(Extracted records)
++++
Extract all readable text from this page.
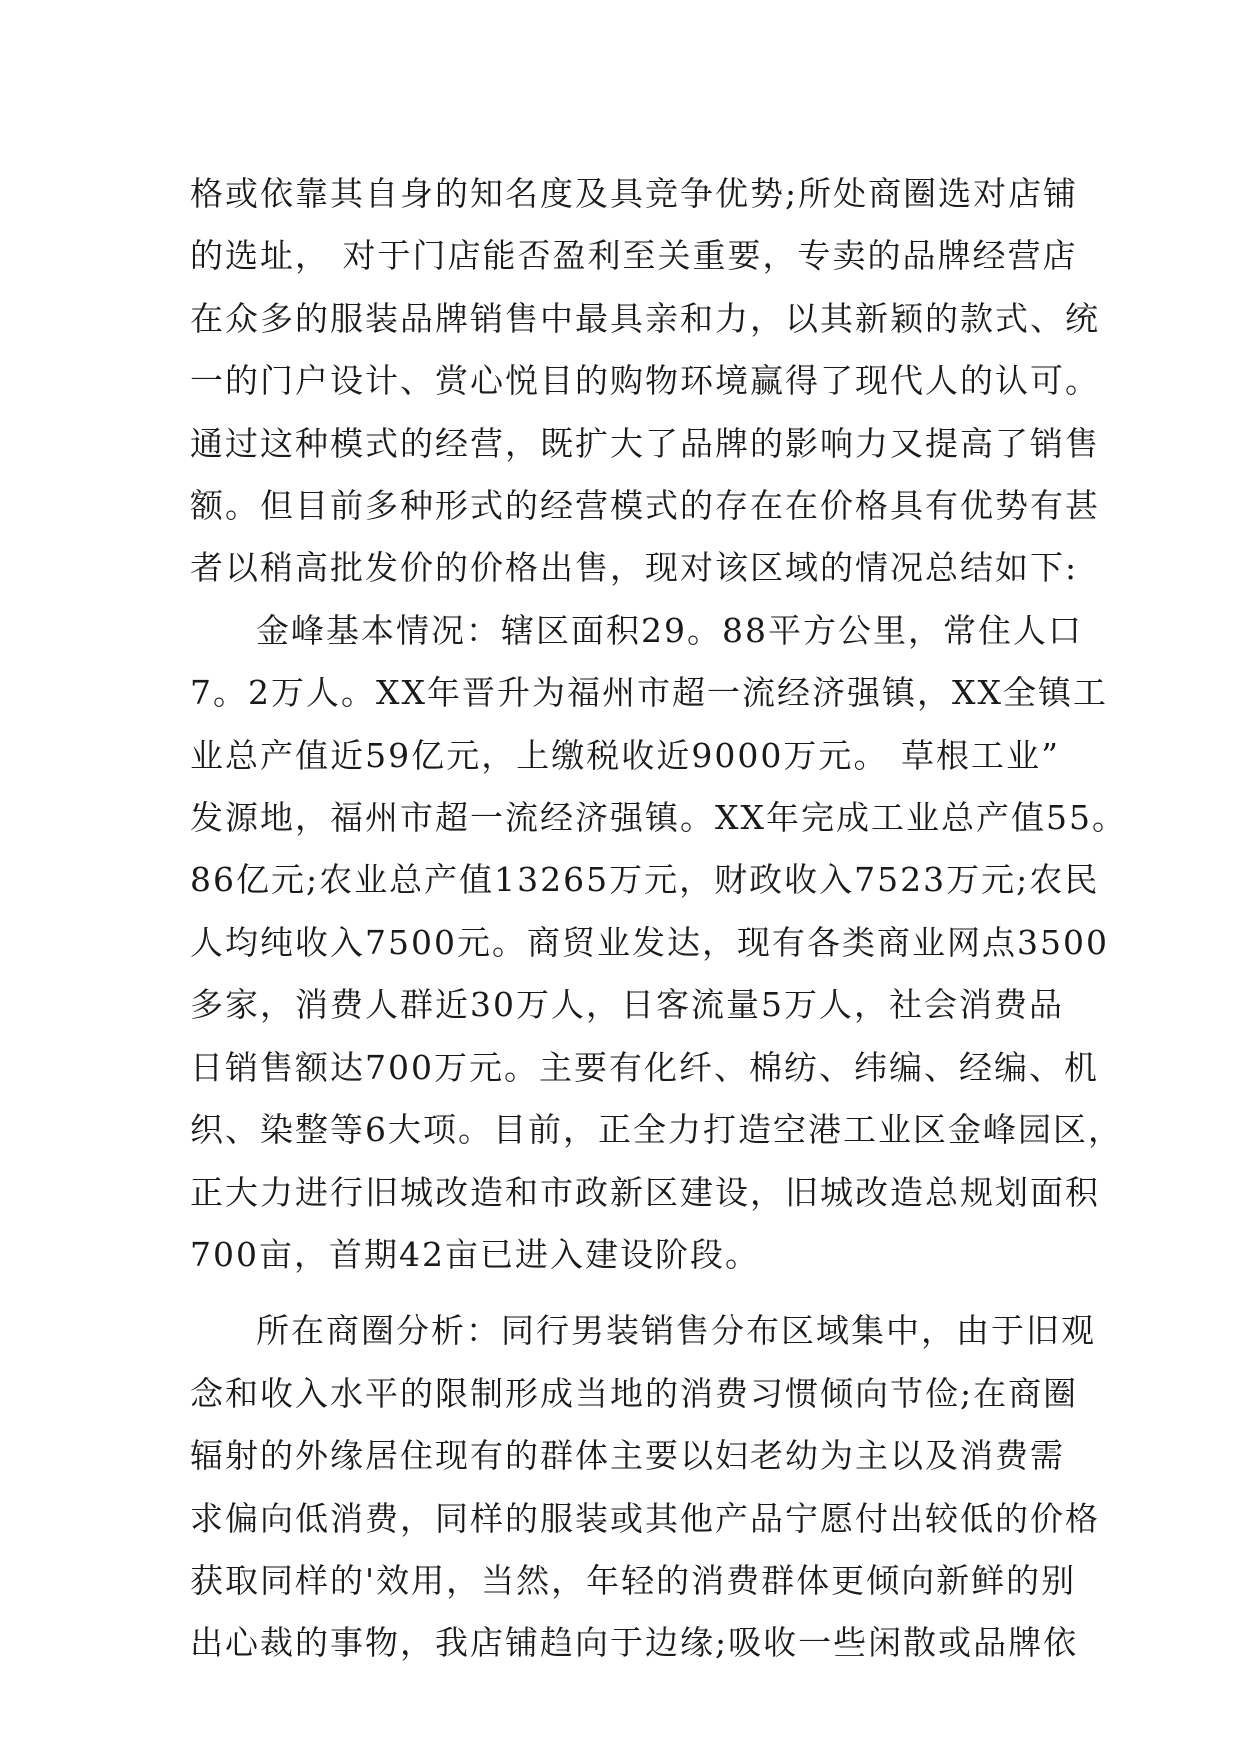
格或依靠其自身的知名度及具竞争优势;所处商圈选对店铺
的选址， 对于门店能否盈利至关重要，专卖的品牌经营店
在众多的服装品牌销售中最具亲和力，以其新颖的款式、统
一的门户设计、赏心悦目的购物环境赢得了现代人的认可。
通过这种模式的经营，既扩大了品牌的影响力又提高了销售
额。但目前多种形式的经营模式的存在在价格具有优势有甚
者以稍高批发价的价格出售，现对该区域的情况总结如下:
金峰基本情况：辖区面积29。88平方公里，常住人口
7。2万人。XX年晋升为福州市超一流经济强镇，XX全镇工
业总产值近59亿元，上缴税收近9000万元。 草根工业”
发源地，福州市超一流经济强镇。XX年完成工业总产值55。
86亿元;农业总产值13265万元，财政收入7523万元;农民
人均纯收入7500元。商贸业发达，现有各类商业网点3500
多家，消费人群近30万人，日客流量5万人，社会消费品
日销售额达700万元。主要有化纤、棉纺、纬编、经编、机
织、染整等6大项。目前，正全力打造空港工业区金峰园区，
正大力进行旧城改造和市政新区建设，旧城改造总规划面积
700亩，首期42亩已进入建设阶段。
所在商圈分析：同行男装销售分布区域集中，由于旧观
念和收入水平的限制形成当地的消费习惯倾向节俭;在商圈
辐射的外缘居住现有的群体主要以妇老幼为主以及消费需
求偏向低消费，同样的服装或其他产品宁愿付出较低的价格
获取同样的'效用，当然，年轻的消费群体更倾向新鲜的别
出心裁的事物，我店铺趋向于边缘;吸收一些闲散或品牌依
++++
◆ Set problem
Exclude the pictures and transcribe all of the entries exactly.

◆ Written response
Extract all readable text from this page.
格或依靠其自身的知名度及具竞争优势;所处商圈选对店铺
的选址， 对于门店能否盈利至关重要，专卖的品牌经营店
在众多的服装品牌销售中最具亲和力，以其新颖的款式、统
一的门户设计、赏心悦目的购物环境赢得了现代人的认可。
通过这种模式的经营，既扩大了品牌的影响力又提高了销售
额。但目前多种形式的经营模式的存在在价格具有优势有甚
者以稍高批发价的价格出售，现对该区域的情况总结如下:
金峰基本情况：辖区面积29。88平方公里，常住人口
7。2万人。XX年晋升为福州市超一流经济强镇，XX全镇工
业总产值近59亿元，上缴税收近9000万元。 草根工业”
发源地，福州市超一流经济强镇。XX年完成工业总产值55。
86亿元;农业总产值13265万元，财政收入7523万元;农民
人均纯收入7500元。商贸业发达，现有各类商业网点3500
多家，消费人群近30万人，日客流量5万人，社会消费品
日销售额达700万元。主要有化纤、棉纺、纬编、经编、机
织、染整等6大项。目前，正全力打造空港工业区金峰园区，
正大力进行旧城改造和市政新区建设，旧城改造总规划面积
700亩，首期42亩已进入建设阶段。
所在商圈分析：同行男装销售分布区域集中，由于旧观
念和收入水平的限制形成当地的消费习惯倾向节俭;在商圈
辐射的外缘居住现有的群体主要以妇老幼为主以及消费需
求偏向低消费，同样的服装或其他产品宁愿付出较低的价格
获取同样的'效用，当然，年轻的消费群体更倾向新鲜的别
出心裁的事物，我店铺趋向于边缘;吸收一些闲散或品牌依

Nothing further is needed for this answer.